Your instructions
Your task is to copy every line of the entries that contains "中間テスト".

Raw records
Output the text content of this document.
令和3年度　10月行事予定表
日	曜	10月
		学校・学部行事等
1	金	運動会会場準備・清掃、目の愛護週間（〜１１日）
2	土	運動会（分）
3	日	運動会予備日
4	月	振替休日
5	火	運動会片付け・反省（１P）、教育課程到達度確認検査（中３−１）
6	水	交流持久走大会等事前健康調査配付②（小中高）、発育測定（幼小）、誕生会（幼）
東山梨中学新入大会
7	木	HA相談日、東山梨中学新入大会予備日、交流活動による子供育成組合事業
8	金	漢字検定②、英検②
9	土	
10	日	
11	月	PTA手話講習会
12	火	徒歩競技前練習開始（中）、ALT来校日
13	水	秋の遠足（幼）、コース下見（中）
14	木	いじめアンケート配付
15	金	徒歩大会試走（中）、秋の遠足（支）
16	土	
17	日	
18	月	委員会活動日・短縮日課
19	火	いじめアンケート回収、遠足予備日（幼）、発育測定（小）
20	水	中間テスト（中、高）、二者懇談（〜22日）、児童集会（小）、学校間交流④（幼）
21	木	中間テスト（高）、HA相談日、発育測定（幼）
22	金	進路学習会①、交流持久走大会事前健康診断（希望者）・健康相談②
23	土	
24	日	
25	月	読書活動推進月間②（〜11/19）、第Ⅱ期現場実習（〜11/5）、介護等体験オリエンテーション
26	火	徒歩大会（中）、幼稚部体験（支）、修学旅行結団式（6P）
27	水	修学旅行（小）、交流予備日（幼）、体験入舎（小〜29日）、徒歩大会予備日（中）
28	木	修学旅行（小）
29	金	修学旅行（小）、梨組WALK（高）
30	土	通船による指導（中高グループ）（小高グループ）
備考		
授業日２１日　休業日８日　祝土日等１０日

Answer in full
20	水	中間テスト（中、高）、二者懇談（〜22日）、児童集会（小）、学校間交流④（幼）
21	木	中間テスト（高）、HA相談日、発育測定（幼）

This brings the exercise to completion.